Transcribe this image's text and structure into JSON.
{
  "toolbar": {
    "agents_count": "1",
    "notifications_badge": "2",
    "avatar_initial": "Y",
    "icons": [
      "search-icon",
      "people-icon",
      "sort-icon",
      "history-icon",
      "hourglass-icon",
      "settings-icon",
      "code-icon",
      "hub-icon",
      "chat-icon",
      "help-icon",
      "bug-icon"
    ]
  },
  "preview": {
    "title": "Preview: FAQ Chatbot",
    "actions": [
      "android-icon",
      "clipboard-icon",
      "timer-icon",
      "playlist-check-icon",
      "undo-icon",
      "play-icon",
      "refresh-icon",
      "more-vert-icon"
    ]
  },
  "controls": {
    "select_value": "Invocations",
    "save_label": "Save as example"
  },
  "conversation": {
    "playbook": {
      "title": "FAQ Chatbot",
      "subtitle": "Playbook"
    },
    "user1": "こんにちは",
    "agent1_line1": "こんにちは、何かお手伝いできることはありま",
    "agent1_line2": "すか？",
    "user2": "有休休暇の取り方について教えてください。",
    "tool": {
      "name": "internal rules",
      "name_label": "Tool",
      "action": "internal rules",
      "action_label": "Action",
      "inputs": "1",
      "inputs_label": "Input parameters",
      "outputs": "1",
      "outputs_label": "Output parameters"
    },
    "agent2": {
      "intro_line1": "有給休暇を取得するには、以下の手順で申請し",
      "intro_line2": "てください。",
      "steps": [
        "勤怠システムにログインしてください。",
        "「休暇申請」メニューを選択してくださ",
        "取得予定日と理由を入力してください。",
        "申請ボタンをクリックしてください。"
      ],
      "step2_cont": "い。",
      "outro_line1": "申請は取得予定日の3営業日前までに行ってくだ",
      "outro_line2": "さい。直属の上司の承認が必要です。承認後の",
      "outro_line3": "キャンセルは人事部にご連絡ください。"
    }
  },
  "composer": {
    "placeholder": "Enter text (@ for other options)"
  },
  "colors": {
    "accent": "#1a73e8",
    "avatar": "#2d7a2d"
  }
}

□ □ □ □ □ □ □

Your goal
Write out all records exactly, keeping every detail.

Solution to this exercise
Transcribe this image's text and structure into JSON.
{
  "toolbar": {
    "agents_count": "1",
    "notifications_badge": "2",
    "avatar_initial": "Y",
    "icons": [
      "search-icon",
      "people-icon",
      "sort-icon",
      "history-icon",
      "hourglass-icon",
      "settings-icon",
      "code-icon",
      "hub-icon",
      "chat-icon",
      "help-icon",
      "bug-icon"
    ]
  },
  "preview": {
    "title": "Preview: FAQ Chatbot",
    "actions": [
      "android-icon",
      "clipboard-icon",
      "timer-icon",
      "playlist-check-icon",
      "undo-icon",
      "play-icon",
      "refresh-icon",
      "more-vert-icon"
    ]
  },
  "controls": {
    "select_value": "Invocations",
    "save_label": "Save as example"
  },
  "conversation": {
    "playbook": {
      "title": "FAQ Chatbot",
      "subtitle": "Playbook"
    },
    "user1": "こんにちは",
    "agent1_line1": "こんにちは、何かお手伝いできることはありま",
    "agent1_line2": "すか？",
    "user2": "有休休暇の取り方について教えてください。",
    "tool": {
      "name": "internal rules",
      "name_label": "Tool",
      "action": "internal rules",
      "action_label": "Action",
      "inputs": "1",
      "inputs_label": "Input parameters",
      "outputs": "1",
      "outputs_label": "Output parameters"
    },
    "agent2": {
      "intro_line1": "有給休暇を取得するには、以下の手順で申請し",
      "intro_line2": "てください。",
      "steps": [
        "勤怠システムにログインしてください。",
        "「休暇申請」メニューを選択してくださ",
        "取得予定日と理由を入力してください。",
        "申請ボタンをクリックしてください。"
      ],
      "step2_cont": "い。",
      "outro_line1": "申請は取得予定日の3営業日前までに行ってくだ",
      "outro_line2": "さい。直属の上司の承認が必要です。承認後の",
      "outro_line3": "キャンセルは人事部にご連絡ください。"
    }
  },
  "composer": {
    "placeholder": "Enter text (@ for other options)"
  },
  "colors": {
    "accent": "#1a73e8",
    "avatar": "#2d7a2d"
  }
}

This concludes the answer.